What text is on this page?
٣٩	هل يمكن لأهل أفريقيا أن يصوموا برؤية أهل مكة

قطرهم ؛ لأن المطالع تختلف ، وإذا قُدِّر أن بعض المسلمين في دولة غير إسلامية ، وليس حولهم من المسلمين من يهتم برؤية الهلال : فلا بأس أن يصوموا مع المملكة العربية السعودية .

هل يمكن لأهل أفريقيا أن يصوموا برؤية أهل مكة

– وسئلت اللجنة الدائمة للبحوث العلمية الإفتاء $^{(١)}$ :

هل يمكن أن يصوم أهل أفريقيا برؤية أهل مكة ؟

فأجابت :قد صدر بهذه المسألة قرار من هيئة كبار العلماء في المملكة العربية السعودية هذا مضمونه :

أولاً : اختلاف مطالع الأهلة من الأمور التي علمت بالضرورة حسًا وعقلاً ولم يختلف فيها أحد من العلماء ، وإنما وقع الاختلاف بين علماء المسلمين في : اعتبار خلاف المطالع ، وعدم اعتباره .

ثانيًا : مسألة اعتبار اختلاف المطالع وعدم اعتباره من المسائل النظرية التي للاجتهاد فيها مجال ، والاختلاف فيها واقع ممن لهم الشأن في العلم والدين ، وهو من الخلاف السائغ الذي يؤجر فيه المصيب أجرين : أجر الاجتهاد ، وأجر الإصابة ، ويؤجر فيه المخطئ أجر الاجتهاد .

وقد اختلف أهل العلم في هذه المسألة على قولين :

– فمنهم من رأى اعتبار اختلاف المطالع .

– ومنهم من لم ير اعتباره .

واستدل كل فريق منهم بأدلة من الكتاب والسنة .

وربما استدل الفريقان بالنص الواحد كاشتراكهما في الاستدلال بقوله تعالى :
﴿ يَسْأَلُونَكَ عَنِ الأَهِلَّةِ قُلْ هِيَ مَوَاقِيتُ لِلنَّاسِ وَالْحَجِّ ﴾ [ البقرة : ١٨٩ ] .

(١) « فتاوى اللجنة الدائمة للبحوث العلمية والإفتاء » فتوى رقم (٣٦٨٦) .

__________________________________________________

- [Problem]
Filter out all lines lacking the word "الدائمة" and copy the rest.

- [Solution to the problem]
– وسئلت اللجنة الدائمة للبحوث العلمية الإفتاء $^{(١)}$ :
(١) « فتاوى اللجنة الدائمة للبحوث العلمية والإفتاء » فتوى رقم (٣٦٨٦) .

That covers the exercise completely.